-- Start of DATASET CONTENT --

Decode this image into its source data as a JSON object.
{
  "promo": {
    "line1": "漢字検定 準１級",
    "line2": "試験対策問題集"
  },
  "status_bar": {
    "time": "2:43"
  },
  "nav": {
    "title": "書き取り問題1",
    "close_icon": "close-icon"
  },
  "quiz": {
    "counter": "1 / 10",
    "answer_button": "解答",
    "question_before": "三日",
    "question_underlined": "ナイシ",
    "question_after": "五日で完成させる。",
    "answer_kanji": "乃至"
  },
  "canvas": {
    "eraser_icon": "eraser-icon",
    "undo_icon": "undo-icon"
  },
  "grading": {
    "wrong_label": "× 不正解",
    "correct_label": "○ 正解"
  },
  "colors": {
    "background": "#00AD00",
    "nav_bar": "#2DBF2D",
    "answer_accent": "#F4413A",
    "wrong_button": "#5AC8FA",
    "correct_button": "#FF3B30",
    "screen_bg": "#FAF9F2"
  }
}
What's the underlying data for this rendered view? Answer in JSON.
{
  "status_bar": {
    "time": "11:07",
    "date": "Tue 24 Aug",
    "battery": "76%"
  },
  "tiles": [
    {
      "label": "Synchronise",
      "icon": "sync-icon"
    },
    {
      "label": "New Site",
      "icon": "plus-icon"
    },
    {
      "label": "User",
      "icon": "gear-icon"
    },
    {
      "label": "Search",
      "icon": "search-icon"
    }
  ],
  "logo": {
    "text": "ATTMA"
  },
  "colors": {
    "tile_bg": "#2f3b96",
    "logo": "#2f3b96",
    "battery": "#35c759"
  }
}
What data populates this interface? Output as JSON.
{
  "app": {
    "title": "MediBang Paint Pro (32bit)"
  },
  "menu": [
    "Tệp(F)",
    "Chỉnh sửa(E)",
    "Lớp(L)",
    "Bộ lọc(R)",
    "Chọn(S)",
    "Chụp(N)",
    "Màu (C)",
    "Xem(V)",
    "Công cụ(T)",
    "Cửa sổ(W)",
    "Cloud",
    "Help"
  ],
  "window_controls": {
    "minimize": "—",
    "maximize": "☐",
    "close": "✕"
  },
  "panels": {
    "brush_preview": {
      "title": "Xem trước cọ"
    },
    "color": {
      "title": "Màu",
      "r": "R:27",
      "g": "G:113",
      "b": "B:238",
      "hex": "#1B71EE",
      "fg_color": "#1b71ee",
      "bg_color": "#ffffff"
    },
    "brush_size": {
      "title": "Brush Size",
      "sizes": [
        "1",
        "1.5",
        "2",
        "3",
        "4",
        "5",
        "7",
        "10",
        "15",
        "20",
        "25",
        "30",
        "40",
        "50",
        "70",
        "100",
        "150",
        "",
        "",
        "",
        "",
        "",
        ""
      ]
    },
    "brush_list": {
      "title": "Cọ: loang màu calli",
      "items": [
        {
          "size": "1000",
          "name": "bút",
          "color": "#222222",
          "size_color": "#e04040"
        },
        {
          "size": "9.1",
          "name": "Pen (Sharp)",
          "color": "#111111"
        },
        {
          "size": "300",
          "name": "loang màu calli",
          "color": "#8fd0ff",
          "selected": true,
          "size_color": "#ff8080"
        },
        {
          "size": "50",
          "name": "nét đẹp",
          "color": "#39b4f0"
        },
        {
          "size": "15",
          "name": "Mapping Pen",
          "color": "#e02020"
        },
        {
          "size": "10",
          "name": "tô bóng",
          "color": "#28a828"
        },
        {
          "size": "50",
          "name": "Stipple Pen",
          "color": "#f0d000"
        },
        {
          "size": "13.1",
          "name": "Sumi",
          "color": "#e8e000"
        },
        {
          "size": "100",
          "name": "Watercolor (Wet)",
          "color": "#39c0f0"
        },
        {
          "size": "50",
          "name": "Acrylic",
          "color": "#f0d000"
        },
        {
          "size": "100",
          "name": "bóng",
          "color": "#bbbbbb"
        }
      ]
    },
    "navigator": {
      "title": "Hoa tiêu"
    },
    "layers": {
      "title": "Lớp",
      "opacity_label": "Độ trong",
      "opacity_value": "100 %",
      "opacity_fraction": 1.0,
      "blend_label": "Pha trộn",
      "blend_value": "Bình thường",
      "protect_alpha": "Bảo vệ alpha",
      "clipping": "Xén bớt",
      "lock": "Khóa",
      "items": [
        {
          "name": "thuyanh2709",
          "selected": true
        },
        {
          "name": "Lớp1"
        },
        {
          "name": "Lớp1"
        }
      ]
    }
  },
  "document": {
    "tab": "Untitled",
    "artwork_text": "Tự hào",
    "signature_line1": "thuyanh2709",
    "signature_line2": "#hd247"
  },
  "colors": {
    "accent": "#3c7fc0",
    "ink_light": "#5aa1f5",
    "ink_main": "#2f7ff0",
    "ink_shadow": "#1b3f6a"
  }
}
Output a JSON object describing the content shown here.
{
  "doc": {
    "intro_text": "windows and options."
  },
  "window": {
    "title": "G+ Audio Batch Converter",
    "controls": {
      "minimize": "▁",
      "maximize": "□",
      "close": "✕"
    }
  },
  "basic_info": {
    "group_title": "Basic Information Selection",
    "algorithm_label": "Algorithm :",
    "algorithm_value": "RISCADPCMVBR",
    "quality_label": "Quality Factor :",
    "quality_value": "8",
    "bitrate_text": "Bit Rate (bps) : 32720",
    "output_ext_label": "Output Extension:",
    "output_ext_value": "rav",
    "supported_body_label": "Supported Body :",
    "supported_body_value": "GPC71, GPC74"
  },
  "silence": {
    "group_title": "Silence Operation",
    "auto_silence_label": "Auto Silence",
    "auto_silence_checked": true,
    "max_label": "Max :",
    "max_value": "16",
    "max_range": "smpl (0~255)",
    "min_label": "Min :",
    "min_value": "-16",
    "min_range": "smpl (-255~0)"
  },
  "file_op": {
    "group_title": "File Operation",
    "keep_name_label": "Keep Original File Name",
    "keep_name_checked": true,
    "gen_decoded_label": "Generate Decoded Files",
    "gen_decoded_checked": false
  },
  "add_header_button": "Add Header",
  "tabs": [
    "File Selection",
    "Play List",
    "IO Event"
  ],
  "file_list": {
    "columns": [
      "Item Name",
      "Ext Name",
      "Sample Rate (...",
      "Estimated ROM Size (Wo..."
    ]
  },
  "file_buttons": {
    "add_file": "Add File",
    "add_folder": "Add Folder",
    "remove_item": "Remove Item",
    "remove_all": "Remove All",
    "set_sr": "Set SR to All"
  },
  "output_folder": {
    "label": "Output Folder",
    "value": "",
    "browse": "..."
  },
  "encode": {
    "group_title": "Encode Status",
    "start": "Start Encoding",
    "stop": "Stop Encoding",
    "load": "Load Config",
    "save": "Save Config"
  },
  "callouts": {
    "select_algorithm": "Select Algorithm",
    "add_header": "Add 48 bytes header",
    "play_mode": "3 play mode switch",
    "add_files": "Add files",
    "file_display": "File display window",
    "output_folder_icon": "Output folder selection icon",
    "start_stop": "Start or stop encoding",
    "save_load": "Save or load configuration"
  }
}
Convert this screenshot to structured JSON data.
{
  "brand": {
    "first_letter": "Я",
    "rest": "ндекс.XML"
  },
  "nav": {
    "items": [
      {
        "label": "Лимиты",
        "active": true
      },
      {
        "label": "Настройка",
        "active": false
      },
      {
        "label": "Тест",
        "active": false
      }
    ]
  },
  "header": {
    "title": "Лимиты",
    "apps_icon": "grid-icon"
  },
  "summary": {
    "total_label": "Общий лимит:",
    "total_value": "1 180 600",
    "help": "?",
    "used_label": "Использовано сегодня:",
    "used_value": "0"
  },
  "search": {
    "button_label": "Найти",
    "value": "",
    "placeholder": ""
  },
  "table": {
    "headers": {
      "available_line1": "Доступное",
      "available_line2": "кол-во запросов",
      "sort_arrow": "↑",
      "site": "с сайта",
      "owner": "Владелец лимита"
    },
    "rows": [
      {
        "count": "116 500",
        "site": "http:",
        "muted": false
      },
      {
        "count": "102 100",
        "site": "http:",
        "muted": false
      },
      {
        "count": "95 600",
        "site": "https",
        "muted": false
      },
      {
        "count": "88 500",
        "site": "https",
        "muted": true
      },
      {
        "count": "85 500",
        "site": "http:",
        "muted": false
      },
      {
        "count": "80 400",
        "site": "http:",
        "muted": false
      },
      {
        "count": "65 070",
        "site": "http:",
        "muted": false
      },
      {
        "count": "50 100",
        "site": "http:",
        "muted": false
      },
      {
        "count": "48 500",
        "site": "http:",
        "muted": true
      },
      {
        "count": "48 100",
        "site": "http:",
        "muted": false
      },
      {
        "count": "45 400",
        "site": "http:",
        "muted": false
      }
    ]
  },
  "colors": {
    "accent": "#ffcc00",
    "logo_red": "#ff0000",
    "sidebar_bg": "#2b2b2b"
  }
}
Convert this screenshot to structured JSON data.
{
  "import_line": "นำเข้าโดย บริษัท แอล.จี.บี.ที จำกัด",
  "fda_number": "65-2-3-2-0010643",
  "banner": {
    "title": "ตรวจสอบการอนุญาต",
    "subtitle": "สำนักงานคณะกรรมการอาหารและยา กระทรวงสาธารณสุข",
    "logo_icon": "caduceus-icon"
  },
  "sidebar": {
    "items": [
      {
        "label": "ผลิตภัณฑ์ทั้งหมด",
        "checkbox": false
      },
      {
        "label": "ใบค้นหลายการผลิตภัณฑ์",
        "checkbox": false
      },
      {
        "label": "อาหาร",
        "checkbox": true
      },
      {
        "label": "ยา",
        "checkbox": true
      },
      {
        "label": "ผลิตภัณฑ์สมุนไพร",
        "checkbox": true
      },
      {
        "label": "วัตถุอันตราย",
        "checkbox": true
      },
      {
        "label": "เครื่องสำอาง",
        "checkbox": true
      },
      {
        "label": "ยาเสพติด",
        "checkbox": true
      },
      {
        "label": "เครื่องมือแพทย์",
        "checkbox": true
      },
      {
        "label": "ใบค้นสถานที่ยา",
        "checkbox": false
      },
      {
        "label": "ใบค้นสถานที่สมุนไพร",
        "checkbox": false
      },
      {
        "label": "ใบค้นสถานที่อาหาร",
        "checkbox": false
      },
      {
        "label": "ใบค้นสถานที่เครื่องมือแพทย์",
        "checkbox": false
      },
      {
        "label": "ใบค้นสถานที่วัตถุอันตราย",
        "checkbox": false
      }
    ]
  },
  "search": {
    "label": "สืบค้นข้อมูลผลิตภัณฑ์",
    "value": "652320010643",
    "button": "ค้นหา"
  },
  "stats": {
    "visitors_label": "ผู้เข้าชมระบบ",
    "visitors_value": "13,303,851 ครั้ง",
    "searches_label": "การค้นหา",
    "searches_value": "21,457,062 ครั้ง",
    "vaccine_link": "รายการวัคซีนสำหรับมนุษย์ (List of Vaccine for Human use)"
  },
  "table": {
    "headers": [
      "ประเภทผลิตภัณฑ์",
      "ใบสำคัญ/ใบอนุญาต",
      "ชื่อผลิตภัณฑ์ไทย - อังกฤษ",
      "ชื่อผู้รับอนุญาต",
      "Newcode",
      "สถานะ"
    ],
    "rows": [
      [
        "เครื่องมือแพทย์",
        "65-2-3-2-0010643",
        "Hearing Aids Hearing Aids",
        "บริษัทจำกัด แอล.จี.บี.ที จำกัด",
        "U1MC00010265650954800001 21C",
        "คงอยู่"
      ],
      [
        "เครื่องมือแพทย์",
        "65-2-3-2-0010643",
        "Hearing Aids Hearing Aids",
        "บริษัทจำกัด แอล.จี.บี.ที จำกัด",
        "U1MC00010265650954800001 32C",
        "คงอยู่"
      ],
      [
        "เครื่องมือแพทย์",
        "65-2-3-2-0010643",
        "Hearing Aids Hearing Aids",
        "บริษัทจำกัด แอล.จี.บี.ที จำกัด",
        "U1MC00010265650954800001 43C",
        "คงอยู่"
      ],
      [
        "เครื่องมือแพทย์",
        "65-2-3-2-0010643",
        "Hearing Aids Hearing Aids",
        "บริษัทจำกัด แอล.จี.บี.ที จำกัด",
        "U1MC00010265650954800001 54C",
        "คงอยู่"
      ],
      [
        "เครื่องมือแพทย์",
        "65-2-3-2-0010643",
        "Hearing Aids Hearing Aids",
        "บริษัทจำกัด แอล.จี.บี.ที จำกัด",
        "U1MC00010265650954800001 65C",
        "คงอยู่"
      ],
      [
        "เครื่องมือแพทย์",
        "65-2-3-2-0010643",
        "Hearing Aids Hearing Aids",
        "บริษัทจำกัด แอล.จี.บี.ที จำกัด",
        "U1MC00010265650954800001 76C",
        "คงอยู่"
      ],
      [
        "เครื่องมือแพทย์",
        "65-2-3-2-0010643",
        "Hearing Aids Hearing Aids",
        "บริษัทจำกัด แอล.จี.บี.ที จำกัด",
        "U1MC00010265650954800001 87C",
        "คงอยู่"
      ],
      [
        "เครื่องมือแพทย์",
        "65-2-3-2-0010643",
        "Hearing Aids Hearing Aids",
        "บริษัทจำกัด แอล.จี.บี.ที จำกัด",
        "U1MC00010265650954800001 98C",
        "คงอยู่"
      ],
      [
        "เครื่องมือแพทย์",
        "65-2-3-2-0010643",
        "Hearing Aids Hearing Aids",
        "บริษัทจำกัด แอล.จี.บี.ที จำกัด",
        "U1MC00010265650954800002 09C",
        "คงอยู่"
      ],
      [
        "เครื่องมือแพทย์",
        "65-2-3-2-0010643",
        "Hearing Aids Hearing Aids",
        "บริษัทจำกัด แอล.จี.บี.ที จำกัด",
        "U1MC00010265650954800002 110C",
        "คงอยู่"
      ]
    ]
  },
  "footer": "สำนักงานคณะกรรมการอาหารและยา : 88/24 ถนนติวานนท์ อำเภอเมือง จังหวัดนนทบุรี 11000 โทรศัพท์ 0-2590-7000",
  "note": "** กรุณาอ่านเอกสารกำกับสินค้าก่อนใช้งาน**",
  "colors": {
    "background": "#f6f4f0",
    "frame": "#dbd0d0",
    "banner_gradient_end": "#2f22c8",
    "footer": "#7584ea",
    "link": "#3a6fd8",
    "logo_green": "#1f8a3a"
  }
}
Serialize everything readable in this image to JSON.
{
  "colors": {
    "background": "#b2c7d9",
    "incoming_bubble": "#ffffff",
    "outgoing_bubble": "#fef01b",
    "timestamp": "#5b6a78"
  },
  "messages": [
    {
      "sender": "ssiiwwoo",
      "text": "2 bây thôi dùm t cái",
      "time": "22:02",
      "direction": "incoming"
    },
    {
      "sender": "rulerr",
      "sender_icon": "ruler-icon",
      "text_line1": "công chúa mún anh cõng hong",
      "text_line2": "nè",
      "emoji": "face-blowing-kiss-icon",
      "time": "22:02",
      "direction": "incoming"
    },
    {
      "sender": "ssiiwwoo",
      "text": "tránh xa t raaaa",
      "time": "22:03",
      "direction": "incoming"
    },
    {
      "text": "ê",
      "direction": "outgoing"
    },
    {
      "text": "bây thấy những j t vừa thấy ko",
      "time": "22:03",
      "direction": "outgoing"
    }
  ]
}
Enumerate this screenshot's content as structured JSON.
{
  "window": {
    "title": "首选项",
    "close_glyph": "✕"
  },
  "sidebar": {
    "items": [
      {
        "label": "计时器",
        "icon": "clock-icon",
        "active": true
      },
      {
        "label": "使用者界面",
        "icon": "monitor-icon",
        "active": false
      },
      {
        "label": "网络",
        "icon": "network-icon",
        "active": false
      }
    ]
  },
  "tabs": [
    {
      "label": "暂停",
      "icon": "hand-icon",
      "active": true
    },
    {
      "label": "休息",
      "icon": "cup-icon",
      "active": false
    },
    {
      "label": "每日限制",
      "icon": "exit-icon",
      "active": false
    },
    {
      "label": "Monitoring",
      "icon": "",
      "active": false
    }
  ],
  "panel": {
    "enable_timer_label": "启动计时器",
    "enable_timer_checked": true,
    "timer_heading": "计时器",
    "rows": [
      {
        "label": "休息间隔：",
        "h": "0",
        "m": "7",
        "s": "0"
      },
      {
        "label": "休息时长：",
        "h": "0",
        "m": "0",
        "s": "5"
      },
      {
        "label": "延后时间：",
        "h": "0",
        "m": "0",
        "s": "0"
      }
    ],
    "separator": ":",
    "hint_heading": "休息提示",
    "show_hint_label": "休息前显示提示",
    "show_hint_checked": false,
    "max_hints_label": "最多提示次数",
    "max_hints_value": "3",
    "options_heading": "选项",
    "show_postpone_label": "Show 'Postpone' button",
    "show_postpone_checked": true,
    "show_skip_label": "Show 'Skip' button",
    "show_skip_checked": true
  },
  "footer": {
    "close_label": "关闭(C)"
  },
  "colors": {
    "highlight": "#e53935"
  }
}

-- End of DATASET CONTENT --

### GOAL
Gather up every line in the data above that contains the word "calli", copying each one.

### RESULT BELOW
      "title": "Cọ: loang màu calli",
          "name": "loang màu calli",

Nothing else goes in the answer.